What to produce: Retype the data that follows line by line, exactly, and leave its pictures out.

(Dataset records on visual material)
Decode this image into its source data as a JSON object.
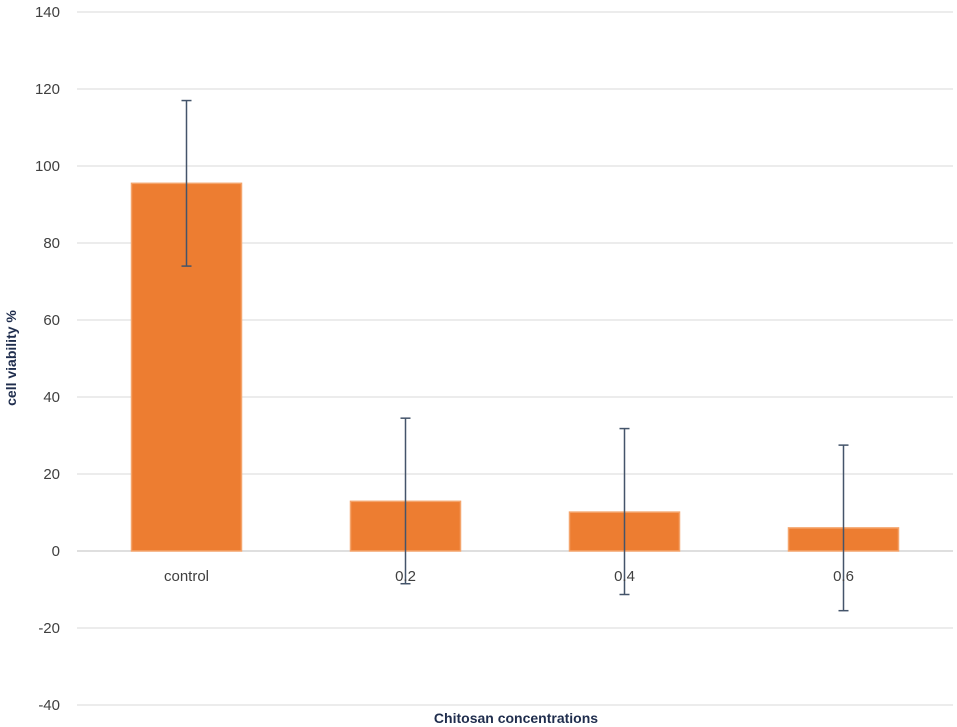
{
  "chart_data": {
    "type": "bar",
    "title": "",
    "xlabel": "Chitosan concentrations",
    "ylabel": "cell viability %",
    "ylim": [
      -40,
      140
    ],
    "yticks": [
      -40,
      -20,
      0,
      20,
      40,
      60,
      80,
      100,
      120,
      140
    ],
    "grid": true,
    "categories": [
      "control",
      "0.2",
      "0.4",
      "0.6"
    ],
    "values": [
      95.5,
      12.9,
      10.1,
      6.0
    ],
    "error_bars": {
      "upper": [
        117,
        34.5,
        31.8,
        27.5
      ],
      "lower": [
        74,
        -8.5,
        -11.3,
        -15.5
      ]
    },
    "colors": {
      "bar": "#ED7D31",
      "bar_edge": "#F4A46B",
      "error_bar": "#44546A",
      "grid": "#D9D9D9"
    }
  }
}
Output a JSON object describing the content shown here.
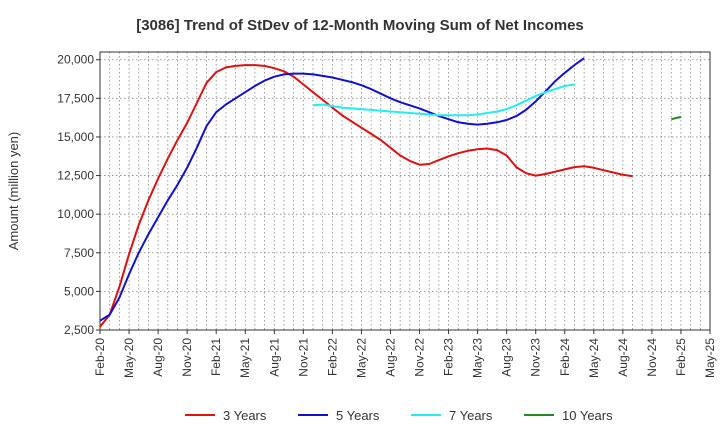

Response to this task:
Decode this image into its source data as a JSON object.
{
  "chart_data": {
    "type": "bar",
    "title": "",
    "xlabel": "Chitosan concentrations",
    "ylabel": "cell viability %",
    "ylim": [
      -40,
      140
    ],
    "yticks": [
      -40,
      -20,
      0,
      20,
      40,
      60,
      80,
      100,
      120,
      140
    ],
    "grid": true,
    "categories": [
      "control",
      "0.2",
      "0.4",
      "0.6"
    ],
    "values": [
      95.5,
      12.9,
      10.1,
      6.0
    ],
    "error_bars": {
      "upper": [
        117,
        34.5,
        31.8,
        27.5
      ],
      "lower": [
        74,
        -8.5,
        -11.3,
        -15.5
      ]
    },
    "colors": {
      "bar": "#ED7D31",
      "bar_edge": "#F4A46B",
      "error_bar": "#44546A",
      "grid": "#D9D9D9"
    }
  }
}
Output a JSON object describing the content shown here.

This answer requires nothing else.